:: Text passage ::
= Karl Johansslussen =

Lock and sluice in Sweden

Sightseeing boat in the lock.

Karl Johansslussen in operation, video.

Historical through traffic
| Year | Reported duties |
| 1589 | 628 |
| 1615 | 915 |
| 1654 | 3,358 |
| 1878 | 11,729 |
| 1895 | 17,405 |
| 1913 | 33,000 |
| 1976 | 37,000 |

Karl Johansslussen ("Lock of Charles John") is a lock and a sluice, along the Söderström river connecting and controlling the flood discharge between Riddarfjärden, the easternmost part of Lake Mälaren, and Saltsjön, the section of the Baltic Sea reaching into central Stockholm, Sweden. The lock is 75 metres long, 10 metres wide and 3.90 metres deep. The maximum height is 3.8 metres. The lock was closed from 2016 to 2021 due to large reconstruction works in the area.

Before World War I, few of the steam ships in the harbor of Stockholm were larger than 500 tonnes, and the previous lock thus largely sufficient. While commercial traffic was relocated to Hammarbyleden passing south of Södermalm in 1926–1929, the present lock, completed in 1935, was still used by some 3,000 commercial vessels in the 1970s, and log rafts passed through the canal until the 1950s. Its main function is however to allow passage for pleasure boats and sightseeing boats.

:: Recorded information ::
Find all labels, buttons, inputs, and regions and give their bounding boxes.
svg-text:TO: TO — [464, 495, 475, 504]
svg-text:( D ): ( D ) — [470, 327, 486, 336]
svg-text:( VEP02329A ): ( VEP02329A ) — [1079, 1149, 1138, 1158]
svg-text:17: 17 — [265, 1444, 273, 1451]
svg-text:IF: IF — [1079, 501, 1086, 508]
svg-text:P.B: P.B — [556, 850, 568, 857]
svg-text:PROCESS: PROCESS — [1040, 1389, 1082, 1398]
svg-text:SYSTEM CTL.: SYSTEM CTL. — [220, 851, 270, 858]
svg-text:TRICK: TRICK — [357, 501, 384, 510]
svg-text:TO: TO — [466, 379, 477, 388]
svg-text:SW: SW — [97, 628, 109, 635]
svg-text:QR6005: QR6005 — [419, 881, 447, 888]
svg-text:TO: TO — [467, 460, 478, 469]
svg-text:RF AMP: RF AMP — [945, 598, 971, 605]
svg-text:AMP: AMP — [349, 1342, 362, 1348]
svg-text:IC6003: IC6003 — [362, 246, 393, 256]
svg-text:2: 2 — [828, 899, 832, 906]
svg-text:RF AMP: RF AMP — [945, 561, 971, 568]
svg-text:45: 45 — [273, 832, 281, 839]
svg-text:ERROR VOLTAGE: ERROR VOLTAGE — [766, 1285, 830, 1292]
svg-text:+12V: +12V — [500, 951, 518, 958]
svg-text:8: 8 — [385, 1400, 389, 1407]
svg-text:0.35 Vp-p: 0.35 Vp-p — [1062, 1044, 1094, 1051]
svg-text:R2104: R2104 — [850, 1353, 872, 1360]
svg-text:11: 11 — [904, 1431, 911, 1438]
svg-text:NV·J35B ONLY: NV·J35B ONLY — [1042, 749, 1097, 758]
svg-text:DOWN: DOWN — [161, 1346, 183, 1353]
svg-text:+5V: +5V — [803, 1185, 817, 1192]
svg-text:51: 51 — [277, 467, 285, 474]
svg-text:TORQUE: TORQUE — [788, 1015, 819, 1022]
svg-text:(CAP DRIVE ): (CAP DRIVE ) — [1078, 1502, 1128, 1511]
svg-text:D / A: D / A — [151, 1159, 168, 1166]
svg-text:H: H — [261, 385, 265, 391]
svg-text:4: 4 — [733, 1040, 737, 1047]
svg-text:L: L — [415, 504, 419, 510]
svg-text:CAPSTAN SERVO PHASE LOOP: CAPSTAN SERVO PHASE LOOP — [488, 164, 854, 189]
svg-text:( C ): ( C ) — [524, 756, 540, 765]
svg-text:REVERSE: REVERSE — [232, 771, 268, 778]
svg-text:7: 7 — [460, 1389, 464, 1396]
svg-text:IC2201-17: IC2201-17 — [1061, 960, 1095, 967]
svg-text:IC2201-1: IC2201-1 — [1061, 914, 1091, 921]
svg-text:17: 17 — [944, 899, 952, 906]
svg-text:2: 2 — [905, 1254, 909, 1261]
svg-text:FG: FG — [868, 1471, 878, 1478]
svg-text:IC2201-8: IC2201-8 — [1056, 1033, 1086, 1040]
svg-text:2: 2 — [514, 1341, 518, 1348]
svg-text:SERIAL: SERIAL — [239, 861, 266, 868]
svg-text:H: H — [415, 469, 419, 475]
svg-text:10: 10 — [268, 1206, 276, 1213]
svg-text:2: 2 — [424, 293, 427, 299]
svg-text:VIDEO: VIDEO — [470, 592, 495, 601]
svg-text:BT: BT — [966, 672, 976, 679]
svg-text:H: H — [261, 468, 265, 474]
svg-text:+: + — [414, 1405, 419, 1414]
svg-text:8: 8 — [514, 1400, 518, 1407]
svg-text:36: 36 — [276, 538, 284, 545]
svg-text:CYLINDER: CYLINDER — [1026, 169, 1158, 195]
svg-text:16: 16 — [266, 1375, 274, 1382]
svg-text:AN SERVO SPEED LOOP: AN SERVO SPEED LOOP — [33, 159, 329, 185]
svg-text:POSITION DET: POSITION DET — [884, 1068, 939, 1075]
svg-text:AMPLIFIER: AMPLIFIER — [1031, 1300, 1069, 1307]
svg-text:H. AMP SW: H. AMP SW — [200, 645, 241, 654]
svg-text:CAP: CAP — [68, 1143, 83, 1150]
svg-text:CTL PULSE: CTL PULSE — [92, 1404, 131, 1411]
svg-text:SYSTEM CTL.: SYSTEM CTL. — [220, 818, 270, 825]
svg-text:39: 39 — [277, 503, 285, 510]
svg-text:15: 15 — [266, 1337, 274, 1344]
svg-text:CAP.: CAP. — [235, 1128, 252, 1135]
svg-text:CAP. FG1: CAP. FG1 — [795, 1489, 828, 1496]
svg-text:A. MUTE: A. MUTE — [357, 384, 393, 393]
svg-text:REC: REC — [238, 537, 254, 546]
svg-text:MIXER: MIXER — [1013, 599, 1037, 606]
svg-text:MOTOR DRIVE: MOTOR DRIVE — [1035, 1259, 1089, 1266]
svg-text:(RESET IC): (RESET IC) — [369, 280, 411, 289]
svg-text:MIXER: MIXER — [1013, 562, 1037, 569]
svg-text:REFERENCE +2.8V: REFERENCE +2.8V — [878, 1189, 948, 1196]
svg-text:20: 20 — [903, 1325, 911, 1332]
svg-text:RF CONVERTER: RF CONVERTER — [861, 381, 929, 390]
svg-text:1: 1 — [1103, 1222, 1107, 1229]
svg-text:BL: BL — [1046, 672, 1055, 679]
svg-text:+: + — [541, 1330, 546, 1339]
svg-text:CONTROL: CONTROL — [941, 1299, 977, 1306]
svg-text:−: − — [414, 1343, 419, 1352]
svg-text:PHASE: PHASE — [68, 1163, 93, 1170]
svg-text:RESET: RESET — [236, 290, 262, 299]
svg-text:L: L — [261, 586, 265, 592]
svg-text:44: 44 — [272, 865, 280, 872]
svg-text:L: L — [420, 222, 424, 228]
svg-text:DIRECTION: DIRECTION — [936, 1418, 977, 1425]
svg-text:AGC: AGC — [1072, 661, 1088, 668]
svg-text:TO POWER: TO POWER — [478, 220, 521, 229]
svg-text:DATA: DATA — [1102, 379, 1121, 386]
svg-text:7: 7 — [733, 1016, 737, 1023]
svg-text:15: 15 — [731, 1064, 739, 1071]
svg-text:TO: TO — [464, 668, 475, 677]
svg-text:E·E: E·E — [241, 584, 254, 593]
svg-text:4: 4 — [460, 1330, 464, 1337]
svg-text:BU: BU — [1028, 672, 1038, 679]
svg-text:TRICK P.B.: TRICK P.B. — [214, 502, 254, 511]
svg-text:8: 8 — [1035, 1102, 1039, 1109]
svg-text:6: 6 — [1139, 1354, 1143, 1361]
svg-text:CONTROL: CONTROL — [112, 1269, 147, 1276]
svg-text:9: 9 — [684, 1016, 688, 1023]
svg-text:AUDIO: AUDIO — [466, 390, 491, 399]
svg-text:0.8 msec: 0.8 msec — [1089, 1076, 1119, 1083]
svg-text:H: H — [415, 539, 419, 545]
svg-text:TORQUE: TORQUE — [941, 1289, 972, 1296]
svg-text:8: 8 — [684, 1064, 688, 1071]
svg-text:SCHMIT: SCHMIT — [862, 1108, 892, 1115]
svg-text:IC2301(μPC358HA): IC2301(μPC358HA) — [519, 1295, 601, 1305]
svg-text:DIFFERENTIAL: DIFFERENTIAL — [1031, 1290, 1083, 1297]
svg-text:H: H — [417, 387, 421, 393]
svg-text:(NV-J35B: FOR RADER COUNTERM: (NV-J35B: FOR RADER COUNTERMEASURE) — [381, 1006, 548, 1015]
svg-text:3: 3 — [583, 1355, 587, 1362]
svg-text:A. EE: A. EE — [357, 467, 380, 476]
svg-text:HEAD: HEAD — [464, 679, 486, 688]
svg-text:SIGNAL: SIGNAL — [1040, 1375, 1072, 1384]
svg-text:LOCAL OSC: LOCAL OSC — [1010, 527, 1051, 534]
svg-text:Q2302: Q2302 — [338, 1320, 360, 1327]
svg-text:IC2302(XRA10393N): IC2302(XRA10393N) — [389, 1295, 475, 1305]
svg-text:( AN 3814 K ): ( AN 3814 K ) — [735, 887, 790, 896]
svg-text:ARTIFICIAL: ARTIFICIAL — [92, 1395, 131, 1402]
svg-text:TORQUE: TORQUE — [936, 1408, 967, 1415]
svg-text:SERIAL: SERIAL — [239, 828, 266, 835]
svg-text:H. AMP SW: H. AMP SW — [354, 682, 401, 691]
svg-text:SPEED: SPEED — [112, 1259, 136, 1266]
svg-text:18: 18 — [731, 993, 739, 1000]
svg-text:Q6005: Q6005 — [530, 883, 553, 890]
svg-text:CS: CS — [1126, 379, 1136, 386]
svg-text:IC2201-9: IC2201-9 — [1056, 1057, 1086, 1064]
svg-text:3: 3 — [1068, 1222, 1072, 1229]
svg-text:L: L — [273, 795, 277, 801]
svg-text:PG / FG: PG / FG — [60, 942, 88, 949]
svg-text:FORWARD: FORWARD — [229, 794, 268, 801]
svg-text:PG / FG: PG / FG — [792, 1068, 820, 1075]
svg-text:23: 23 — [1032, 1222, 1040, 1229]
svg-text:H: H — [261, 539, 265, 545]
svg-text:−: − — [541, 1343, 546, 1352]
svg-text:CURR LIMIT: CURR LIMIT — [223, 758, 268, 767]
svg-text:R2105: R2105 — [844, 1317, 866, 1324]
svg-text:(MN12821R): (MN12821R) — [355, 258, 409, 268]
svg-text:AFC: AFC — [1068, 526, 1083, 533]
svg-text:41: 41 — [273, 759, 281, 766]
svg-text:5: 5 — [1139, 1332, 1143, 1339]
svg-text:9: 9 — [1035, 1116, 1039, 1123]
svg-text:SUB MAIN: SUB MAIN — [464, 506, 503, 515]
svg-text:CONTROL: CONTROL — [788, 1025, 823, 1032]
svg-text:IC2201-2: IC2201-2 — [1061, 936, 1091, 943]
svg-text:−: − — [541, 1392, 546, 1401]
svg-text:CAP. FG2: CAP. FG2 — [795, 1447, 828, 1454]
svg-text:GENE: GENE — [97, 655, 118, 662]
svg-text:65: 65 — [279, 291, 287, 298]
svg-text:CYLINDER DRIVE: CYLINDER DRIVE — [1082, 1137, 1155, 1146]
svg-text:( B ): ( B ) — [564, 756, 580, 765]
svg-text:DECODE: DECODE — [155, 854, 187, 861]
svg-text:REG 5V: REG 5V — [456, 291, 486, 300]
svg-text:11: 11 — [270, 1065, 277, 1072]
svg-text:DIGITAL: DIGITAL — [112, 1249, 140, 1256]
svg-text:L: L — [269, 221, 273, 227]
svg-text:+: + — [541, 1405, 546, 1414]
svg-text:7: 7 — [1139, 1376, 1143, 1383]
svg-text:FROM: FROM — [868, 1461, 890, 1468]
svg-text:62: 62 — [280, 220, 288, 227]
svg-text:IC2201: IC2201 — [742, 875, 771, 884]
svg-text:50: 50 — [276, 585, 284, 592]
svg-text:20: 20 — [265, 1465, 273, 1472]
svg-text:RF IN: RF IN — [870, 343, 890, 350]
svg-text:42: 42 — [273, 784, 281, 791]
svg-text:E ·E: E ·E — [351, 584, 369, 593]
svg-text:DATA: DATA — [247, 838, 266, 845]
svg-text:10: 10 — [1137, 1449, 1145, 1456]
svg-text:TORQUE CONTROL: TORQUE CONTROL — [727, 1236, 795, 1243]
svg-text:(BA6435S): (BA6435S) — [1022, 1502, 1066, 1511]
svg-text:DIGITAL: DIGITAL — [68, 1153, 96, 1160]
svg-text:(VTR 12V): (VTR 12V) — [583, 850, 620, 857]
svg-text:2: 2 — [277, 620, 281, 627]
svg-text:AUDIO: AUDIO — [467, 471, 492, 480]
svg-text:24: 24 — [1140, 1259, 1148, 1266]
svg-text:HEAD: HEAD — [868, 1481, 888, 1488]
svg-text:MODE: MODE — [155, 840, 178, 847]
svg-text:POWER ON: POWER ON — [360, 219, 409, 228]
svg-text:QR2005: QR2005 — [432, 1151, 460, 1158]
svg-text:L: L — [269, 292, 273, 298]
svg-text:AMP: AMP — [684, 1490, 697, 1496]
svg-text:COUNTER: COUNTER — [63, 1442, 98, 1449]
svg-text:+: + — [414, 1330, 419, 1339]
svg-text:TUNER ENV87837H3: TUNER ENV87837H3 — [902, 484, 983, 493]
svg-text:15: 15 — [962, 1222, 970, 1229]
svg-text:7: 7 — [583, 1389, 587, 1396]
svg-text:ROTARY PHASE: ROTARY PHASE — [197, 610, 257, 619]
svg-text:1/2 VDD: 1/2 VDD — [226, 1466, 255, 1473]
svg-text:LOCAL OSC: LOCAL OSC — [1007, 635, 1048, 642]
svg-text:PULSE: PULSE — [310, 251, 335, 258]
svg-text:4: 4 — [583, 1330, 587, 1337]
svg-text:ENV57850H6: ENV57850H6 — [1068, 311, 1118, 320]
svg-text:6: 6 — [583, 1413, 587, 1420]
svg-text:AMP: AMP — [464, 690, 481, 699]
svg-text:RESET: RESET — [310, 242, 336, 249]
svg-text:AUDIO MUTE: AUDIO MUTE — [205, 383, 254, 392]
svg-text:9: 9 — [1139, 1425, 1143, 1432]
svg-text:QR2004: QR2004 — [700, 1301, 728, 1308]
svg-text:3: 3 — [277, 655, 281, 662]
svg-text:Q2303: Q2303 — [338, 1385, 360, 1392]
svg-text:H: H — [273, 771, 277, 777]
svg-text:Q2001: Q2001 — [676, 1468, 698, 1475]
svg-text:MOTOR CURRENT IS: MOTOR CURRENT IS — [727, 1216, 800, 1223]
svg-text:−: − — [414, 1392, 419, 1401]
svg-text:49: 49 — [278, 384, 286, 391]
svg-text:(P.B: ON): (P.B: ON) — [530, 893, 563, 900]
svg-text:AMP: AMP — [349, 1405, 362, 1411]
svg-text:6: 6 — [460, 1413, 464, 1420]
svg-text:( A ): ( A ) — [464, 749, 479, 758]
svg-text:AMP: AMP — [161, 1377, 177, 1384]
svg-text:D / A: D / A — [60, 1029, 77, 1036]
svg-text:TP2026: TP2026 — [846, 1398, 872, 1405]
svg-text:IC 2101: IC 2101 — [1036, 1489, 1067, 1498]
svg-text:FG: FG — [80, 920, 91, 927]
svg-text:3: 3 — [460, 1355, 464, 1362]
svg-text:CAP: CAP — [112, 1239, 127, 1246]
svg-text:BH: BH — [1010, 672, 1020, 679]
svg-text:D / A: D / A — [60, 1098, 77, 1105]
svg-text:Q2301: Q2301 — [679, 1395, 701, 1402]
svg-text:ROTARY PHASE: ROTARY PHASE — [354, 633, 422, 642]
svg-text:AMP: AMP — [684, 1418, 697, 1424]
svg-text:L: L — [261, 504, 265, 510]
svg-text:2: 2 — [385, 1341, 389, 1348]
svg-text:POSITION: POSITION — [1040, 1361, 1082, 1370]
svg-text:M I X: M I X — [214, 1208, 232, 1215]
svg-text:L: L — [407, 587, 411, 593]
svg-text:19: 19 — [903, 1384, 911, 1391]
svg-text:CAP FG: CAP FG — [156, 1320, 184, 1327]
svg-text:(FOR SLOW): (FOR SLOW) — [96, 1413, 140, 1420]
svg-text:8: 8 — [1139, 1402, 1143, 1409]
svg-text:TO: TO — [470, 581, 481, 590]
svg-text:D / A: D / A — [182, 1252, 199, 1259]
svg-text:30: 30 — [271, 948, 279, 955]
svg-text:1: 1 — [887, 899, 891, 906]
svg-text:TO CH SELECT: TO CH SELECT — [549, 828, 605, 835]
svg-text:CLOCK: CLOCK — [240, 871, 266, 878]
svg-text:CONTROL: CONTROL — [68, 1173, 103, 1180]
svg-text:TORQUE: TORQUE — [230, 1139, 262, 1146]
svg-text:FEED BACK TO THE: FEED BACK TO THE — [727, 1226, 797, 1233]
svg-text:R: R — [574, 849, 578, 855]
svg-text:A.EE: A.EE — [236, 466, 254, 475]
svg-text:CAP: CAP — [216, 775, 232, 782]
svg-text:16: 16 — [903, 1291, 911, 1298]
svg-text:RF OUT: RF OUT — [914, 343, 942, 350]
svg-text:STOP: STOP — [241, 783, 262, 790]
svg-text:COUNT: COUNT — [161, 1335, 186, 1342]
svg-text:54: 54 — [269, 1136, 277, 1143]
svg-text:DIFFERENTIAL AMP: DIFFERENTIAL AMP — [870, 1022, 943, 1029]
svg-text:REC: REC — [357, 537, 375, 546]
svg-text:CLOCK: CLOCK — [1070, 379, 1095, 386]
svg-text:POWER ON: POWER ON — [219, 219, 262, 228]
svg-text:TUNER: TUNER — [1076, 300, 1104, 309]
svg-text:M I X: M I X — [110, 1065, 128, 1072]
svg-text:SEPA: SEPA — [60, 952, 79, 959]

:: Problem set ::
(a) Translate this sentence from the passage on Karl Johansslussen into Spanish: "The lock is 75 metres long, 10 metres wide and 3.90 metres deep."
(b) Continue the passage on Karl Johansslussen from its last sentence.

:: Replies ::
(a) La esclusa mide 75 metros de largo, 10 metros de ancho y 3,90 metros de profundidad.

(b)
== Construction ==
Like the surrounding area Slussen, named after the lock and built simultaneous to it in 1930–1935, the lock is a concrete construction resting on franki piles (e.g. cast-in-situ piles) located along the sides of the canal and next to the gates. The base plate is made of reinforced concrete, reinforced with steel sleepers next to the gates. The walls of the canal are dressed in granite reinforced with vertical iron rebates stretching three meters from the bottom and horizontal anchoring irons. The two gates are sheeted with steel and lowered from the overhead road bridge, each of them operated with individual machinery hidden in the premises south of the canal. This sort of gates can be operated independent of water pressure, which makes additional aperture and culverts unnecessary for turning the lock.

== History ==

 For historical images, see external links.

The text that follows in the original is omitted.